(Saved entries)

------------------------------------------------------------

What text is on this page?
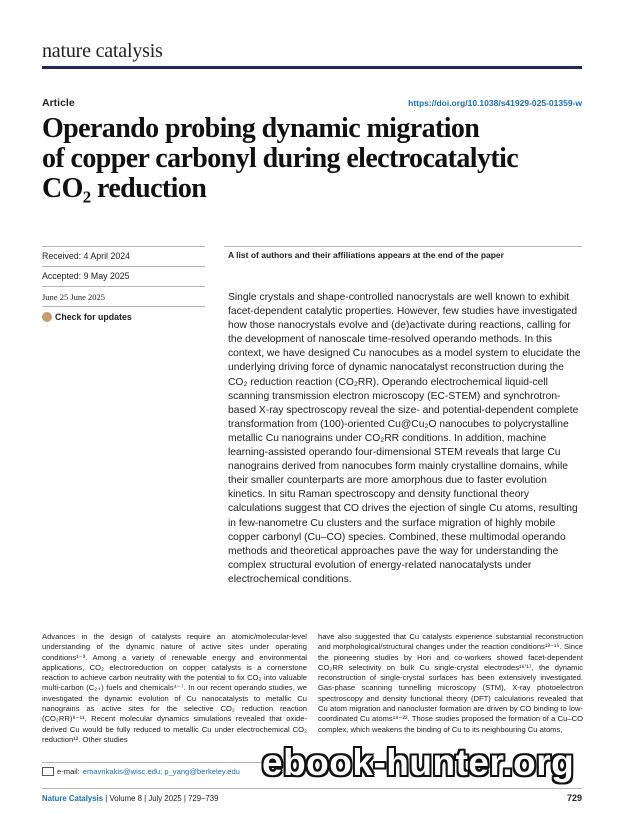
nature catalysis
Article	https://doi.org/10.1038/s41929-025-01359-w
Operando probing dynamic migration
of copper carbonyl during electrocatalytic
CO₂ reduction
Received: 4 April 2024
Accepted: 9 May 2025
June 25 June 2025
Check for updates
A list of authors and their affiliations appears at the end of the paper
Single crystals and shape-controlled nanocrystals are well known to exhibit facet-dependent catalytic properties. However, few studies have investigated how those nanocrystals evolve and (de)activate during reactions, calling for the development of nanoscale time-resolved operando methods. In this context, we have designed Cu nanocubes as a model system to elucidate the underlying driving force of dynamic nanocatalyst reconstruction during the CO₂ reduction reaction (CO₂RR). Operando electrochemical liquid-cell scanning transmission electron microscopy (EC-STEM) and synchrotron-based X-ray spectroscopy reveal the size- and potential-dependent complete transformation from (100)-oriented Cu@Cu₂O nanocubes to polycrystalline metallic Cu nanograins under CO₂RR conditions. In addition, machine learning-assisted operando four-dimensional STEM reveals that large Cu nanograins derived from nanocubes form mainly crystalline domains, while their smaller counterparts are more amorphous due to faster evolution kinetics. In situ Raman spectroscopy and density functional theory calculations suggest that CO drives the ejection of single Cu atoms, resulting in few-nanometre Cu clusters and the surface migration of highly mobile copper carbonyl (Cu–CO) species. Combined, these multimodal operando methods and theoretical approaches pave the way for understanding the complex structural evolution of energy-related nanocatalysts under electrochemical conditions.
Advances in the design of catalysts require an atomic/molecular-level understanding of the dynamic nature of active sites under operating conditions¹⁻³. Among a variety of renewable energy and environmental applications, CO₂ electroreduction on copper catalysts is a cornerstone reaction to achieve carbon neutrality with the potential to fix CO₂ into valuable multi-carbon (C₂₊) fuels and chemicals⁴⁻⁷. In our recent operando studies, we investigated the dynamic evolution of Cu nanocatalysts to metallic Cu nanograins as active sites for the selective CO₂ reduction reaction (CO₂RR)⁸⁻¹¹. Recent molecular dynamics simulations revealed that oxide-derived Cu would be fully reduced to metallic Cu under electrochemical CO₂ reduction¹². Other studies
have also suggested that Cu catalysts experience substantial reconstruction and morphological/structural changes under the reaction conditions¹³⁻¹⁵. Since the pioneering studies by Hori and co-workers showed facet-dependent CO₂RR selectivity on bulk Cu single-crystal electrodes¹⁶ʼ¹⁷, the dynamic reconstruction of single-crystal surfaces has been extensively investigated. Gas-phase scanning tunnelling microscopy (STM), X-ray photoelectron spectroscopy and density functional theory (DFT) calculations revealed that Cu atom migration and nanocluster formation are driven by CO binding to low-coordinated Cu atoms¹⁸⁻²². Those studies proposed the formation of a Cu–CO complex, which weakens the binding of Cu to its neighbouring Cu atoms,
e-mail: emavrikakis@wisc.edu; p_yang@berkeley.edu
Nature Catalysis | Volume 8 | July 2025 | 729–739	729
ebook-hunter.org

------------------------------------------------------------

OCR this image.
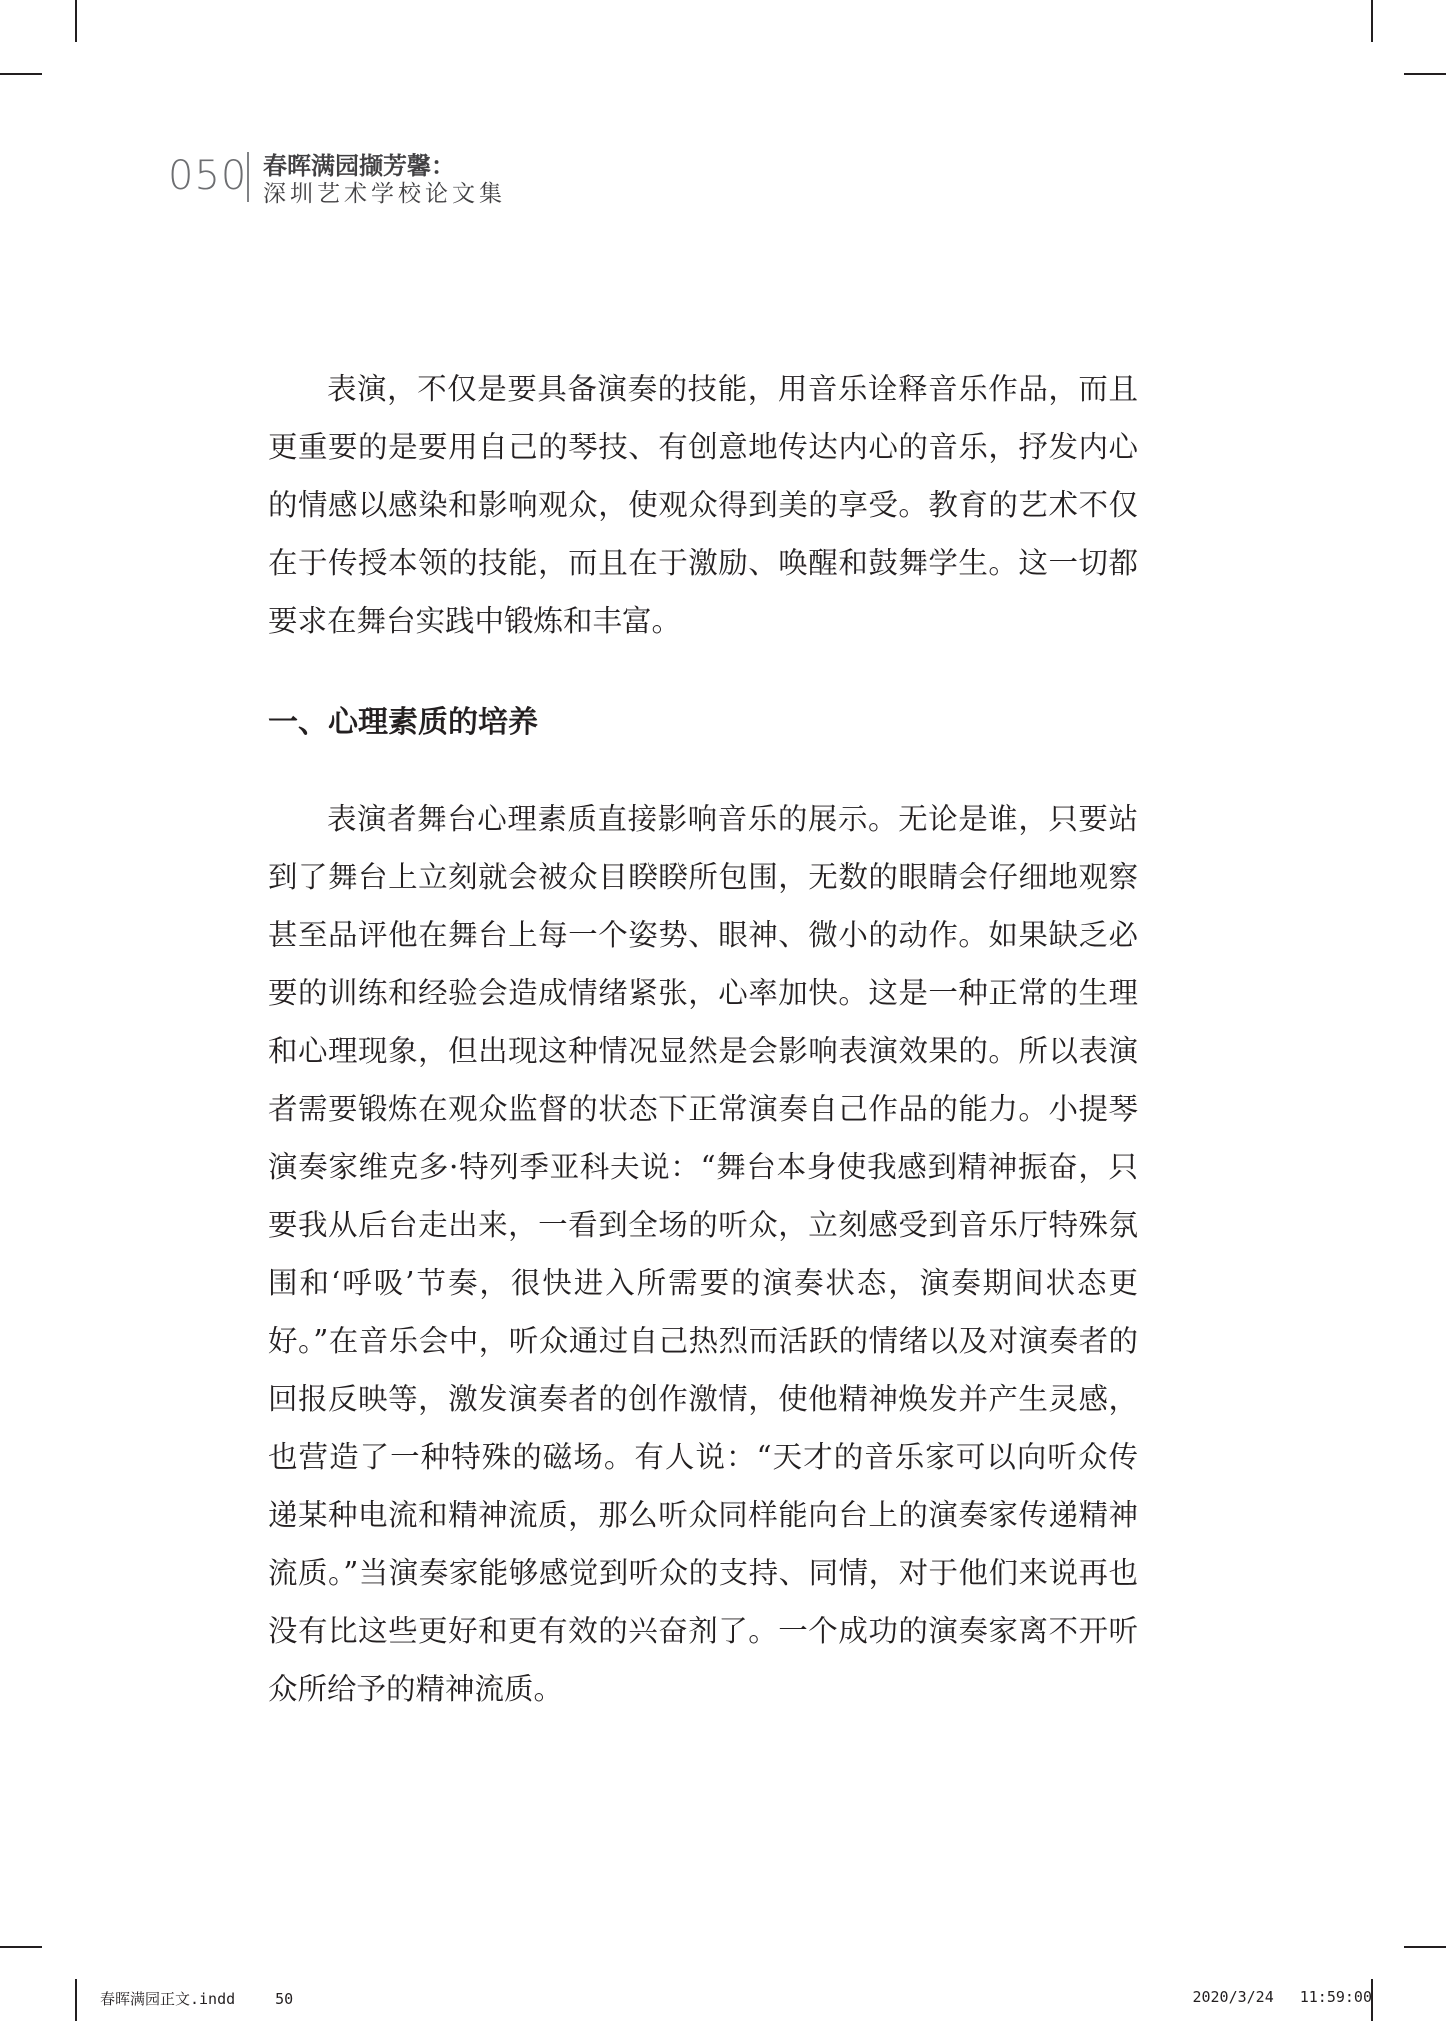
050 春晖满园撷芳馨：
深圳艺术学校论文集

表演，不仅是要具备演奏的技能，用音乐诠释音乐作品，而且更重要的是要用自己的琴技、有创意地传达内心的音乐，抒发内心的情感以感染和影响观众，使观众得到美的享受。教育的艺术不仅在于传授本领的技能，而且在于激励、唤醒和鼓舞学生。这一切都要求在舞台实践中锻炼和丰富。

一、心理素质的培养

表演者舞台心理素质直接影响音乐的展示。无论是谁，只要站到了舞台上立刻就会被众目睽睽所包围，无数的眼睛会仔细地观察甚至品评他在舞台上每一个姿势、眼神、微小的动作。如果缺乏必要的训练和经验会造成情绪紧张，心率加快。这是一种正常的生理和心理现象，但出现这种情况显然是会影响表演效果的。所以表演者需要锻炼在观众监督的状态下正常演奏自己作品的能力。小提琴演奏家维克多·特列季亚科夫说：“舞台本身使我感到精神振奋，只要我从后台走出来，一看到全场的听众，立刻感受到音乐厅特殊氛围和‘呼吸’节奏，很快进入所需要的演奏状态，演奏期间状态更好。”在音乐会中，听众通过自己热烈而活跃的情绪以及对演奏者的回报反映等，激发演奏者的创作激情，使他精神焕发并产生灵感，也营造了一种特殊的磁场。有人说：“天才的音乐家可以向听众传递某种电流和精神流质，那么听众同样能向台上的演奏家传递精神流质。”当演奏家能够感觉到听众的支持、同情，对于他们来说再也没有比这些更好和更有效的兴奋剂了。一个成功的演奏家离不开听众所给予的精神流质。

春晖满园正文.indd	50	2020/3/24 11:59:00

------------------------------------------------------------

• [TASK BRIEF] Look through the data above. Find each line with the string "this" and copy it.

• [COMPLETE RESPONSE]
What text is on this page?
Single crystals and shape-controlled nanocrystals are well known to exhibit facet-dependent catalytic properties. However, few studies have investigated how those nanocrystals evolve and (de)activate during reactions, calling for the development of nanoscale time-resolved operando methods. In this context, we have designed Cu nanocubes as a model system to elucidate the underlying driving force of dynamic nanocatalyst reconstruction during the CO₂ reduction reaction (CO₂RR). Operando electrochemical liquid-cell scanning transmission electron microscopy (EC-STEM) and synchrotron-based X-ray spectroscopy reveal the size- and potential-dependent complete transformation from (100)-oriented Cu@Cu₂O nanocubes to polycrystalline metallic Cu nanograins under CO₂RR conditions. In addition, machine learning-assisted operando four-dimensional STEM reveals that large Cu nanograins derived from nanocubes form mainly crystalline domains, while their smaller counterparts are more amorphous due to faster evolution kinetics. In situ Raman spectroscopy and density functional theory calculations suggest that CO drives the ejection of single Cu atoms, resulting in few-nanometre Cu clusters and the surface migration of highly mobile copper carbonyl (Cu–CO) species. Combined, these multimodal operando methods and theoretical approaches pave the way for understanding the complex structural evolution of energy-related nanocatalysts under electrochemical conditions.
OCR this image.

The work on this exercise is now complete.